## INPUT ROWS
..............................

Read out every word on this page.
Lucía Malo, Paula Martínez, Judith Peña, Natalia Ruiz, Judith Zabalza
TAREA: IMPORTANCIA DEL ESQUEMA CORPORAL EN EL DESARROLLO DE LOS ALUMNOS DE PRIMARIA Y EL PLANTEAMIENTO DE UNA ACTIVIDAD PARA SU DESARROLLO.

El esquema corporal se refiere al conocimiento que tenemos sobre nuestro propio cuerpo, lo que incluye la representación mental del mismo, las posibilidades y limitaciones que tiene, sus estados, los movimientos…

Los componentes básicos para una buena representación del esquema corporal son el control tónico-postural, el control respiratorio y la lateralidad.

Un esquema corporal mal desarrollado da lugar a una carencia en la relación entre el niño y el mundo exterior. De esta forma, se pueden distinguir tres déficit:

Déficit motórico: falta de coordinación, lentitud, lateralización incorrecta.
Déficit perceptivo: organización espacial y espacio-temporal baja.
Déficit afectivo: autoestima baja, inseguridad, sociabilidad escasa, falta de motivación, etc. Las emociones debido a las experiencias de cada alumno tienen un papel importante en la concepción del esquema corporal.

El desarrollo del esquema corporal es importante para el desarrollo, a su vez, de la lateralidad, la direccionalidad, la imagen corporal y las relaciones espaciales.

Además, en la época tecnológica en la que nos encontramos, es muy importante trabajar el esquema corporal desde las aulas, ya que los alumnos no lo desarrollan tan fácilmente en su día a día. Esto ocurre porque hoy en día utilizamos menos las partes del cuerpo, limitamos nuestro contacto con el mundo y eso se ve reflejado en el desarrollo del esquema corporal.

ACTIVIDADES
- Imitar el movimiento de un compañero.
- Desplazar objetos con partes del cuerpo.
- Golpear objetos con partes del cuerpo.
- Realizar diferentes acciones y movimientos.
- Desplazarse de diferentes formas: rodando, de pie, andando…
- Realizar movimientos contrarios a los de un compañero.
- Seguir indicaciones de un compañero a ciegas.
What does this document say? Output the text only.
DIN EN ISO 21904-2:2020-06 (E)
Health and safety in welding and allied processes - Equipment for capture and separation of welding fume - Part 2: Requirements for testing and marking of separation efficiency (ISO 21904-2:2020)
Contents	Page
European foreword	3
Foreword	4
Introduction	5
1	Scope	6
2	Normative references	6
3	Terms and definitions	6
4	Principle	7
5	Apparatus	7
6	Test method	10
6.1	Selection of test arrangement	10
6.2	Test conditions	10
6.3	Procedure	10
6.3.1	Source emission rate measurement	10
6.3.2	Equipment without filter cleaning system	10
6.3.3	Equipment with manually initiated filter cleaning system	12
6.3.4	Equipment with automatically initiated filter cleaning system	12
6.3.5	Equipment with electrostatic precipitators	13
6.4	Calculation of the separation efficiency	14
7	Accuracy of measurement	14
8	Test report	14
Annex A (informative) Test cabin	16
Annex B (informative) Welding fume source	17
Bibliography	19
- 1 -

..............................

## STATED PROBLEM
Write out every line of the records exactly.

## ANSWER TO THIS TASK
Read out every word on this page.
Lucía Malo, Paula Martínez, Judith Peña, Natalia Ruiz, Judith Zabalza
TAREA: IMPORTANCIA DEL ESQUEMA CORPORAL EN EL DESARROLLO DE LOS ALUMNOS DE PRIMARIA Y EL PLANTEAMIENTO DE UNA ACTIVIDAD PARA SU DESARROLLO.

El esquema corporal se refiere al conocimiento que tenemos sobre nuestro propio cuerpo, lo que incluye la representación mental del mismo, las posibilidades y limitaciones que tiene, sus estados, los movimientos…

Los componentes básicos para una buena representación del esquema corporal son el control tónico-postural, el control respiratorio y la lateralidad.

Un esquema corporal mal desarrollado da lugar a una carencia en la relación entre el niño y el mundo exterior. De esta forma, se pueden distinguir tres déficit:

Déficit motórico: falta de coordinación, lentitud, lateralización incorrecta.
Déficit perceptivo: organización espacial y espacio-temporal baja.
Déficit afectivo: autoestima baja, inseguridad, sociabilidad escasa, falta de motivación, etc. Las emociones debido a las experiencias de cada alumno tienen un papel importante en la concepción del esquema corporal.

El desarrollo del esquema corporal es importante para el desarrollo, a su vez, de la lateralidad, la direccionalidad, la imagen corporal y las relaciones espaciales.

Además, en la época tecnológica en la que nos encontramos, es muy importante trabajar el esquema corporal desde las aulas, ya que los alumnos no lo desarrollan tan fácilmente en su día a día. Esto ocurre porque hoy en día utilizamos menos las partes del cuerpo, limitamos nuestro contacto con el mundo y eso se ve reflejado en el desarrollo del esquema corporal.

ACTIVIDADES
- Imitar el movimiento de un compañero.
- Desplazar objetos con partes del cuerpo.
- Golpear objetos con partes del cuerpo.
- Realizar diferentes acciones y movimientos.
- Desplazarse de diferentes formas: rodando, de pie, andando…
- Realizar movimientos contrarios a los de un compañero.
- Seguir indicaciones de un compañero a ciegas.
What does this document say? Output the text only.
DIN EN ISO 21904-2:2020-06 (E)
Health and safety in welding and allied processes - Equipment for capture and separation of welding fume - Part 2: Requirements for testing and marking of separation efficiency (ISO 21904-2:2020)
Contents	Page
European foreword	3
Foreword	4
Introduction	5
1	Scope	6
2	Normative references	6
3	Terms and definitions	6
4	Principle	7
5	Apparatus	7
6	Test method	10
6.1	Selection of test arrangement	10
6.2	Test conditions	10
6.3	Procedure	10
6.3.1	Source emission rate measurement	10
6.3.2	Equipment without filter cleaning system	10
6.3.3	Equipment with manually initiated filter cleaning system	12
6.3.4	Equipment with automatically initiated filter cleaning system	12
6.3.5	Equipment with electrostatic precipitators	13
6.4	Calculation of the separation efficiency	14
7	Accuracy of measurement	14
8	Test report	14
Annex A (informative) Test cabin	16
Annex B (informative) Welding fume source	17
Bibliography	19
- 1 -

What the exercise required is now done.